Part of a data file

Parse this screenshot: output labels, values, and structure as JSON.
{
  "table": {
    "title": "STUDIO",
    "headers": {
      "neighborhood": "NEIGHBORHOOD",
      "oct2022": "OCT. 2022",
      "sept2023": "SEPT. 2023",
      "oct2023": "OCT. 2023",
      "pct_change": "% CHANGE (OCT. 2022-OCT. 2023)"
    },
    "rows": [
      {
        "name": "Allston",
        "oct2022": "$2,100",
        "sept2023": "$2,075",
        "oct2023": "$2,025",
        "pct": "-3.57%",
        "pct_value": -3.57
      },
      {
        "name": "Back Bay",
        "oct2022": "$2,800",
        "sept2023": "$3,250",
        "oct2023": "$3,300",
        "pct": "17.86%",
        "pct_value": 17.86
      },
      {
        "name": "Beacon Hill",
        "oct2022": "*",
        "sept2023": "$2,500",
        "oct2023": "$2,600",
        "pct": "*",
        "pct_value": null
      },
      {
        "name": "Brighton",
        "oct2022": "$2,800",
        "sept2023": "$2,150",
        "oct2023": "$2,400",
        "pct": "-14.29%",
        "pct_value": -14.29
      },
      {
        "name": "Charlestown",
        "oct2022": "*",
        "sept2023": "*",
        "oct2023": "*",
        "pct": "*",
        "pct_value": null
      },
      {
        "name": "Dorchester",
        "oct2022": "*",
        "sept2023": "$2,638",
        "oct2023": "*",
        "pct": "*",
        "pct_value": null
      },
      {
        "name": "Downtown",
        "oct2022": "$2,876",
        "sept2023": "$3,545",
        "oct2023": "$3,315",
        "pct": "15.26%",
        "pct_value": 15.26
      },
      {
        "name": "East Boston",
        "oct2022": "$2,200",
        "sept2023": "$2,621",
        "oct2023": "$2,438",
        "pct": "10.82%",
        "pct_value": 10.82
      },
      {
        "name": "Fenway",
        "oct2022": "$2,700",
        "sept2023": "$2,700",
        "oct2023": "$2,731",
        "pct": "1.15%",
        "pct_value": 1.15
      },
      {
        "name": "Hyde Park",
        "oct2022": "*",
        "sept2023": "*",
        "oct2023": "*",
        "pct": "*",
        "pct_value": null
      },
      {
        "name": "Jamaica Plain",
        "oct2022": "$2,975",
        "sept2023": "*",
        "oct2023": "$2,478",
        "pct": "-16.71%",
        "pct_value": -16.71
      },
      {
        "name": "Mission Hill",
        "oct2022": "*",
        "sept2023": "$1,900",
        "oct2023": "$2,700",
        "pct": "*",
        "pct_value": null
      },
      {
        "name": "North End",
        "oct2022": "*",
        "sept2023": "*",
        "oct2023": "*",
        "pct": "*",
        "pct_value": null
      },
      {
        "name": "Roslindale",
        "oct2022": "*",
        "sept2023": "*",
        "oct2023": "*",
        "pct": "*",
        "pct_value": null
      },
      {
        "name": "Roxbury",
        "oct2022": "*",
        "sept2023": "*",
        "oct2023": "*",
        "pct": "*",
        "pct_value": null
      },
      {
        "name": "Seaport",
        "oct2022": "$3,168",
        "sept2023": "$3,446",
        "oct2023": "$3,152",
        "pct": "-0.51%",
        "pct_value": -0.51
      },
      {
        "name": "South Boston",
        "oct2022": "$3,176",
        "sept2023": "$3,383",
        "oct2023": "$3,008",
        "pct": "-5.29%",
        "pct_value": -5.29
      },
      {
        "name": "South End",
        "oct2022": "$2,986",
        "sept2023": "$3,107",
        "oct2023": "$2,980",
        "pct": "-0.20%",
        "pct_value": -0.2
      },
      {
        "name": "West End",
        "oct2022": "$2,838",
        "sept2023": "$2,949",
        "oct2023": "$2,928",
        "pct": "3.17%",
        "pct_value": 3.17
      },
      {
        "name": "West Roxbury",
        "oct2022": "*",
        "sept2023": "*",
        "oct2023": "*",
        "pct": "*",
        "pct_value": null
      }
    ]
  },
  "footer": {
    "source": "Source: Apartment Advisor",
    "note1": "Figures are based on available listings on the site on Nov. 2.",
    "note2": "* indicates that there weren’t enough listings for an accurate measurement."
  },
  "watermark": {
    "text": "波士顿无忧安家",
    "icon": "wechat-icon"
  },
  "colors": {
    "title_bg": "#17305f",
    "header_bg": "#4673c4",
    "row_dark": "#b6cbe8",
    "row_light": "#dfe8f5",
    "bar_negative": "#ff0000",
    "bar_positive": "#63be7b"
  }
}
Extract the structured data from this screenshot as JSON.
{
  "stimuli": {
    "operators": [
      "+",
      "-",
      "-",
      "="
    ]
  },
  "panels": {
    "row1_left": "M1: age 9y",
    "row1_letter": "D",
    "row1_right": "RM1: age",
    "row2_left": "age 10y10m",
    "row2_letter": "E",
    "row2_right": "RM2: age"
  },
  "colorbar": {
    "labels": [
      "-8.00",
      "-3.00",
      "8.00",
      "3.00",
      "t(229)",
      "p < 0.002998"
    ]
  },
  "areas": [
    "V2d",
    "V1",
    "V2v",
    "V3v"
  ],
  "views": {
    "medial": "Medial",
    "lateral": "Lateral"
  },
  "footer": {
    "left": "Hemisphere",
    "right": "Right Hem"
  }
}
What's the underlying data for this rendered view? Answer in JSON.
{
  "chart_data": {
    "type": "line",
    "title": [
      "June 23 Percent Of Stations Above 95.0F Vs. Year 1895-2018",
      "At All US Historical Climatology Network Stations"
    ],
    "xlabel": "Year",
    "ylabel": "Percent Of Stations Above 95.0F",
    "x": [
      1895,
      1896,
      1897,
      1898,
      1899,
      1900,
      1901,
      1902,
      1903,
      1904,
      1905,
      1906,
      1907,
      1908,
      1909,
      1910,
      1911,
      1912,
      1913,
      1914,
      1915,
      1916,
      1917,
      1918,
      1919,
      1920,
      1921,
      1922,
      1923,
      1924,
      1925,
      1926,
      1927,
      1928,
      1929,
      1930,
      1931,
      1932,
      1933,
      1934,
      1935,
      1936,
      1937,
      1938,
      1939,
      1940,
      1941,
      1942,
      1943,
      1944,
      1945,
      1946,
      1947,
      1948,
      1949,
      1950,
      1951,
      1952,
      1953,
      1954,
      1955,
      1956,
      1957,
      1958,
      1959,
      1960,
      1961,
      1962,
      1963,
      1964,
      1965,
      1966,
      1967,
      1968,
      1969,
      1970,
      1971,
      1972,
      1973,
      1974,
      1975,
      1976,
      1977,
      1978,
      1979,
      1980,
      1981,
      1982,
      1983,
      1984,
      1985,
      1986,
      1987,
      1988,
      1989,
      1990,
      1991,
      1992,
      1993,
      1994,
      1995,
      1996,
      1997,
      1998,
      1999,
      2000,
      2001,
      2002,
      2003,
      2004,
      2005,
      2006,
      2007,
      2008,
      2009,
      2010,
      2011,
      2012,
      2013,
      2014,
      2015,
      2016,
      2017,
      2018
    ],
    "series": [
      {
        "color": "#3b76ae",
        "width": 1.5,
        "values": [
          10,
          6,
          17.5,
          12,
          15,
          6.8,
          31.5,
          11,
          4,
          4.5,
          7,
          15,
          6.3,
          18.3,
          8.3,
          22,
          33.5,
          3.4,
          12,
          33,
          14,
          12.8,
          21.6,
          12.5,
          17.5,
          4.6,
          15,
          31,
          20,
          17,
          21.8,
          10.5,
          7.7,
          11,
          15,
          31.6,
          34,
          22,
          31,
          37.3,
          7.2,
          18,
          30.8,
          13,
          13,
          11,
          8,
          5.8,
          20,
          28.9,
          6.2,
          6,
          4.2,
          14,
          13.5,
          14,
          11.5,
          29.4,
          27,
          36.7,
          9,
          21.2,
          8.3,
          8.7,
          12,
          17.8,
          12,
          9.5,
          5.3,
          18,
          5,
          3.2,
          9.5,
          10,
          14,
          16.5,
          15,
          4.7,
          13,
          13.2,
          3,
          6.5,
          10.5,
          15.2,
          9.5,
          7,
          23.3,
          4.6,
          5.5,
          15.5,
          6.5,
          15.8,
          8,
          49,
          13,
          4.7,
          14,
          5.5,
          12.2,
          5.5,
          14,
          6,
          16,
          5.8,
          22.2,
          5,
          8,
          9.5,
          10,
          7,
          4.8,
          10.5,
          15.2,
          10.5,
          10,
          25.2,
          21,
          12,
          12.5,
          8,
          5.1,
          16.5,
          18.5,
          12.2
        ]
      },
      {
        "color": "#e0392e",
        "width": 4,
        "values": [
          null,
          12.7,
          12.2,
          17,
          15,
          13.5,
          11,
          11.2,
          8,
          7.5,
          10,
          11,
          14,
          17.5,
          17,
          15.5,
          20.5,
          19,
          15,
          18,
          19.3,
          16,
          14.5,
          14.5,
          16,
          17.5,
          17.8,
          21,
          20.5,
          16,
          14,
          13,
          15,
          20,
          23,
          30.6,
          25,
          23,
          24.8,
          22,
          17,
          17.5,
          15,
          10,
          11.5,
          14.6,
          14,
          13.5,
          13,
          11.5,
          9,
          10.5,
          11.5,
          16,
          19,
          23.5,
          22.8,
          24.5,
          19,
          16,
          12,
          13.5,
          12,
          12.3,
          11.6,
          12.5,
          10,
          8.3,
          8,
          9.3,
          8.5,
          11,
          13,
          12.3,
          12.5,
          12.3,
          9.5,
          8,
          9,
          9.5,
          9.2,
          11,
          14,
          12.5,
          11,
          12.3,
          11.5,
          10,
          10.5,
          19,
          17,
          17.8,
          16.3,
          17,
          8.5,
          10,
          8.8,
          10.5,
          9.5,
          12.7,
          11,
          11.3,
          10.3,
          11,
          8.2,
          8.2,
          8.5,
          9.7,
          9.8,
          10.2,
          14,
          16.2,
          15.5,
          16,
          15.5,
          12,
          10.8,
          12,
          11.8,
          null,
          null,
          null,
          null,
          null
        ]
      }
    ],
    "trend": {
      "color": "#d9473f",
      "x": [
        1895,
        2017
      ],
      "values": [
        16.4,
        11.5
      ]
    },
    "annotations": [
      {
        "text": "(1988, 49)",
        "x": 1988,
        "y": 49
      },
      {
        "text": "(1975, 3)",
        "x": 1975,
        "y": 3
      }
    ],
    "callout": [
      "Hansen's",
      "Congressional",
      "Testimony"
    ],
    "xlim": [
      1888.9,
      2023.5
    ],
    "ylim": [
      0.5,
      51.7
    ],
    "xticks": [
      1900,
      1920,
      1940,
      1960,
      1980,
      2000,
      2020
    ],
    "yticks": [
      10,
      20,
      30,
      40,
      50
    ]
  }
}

*THE PROBLEM*
Go through the records and pull out each line that includes the word "text".

*ANSWER FOR THIS EXERCISE*
    "text": "波士顿无忧安家",
        "text": "(1988, 49)",
        "text": "(1975, 3)",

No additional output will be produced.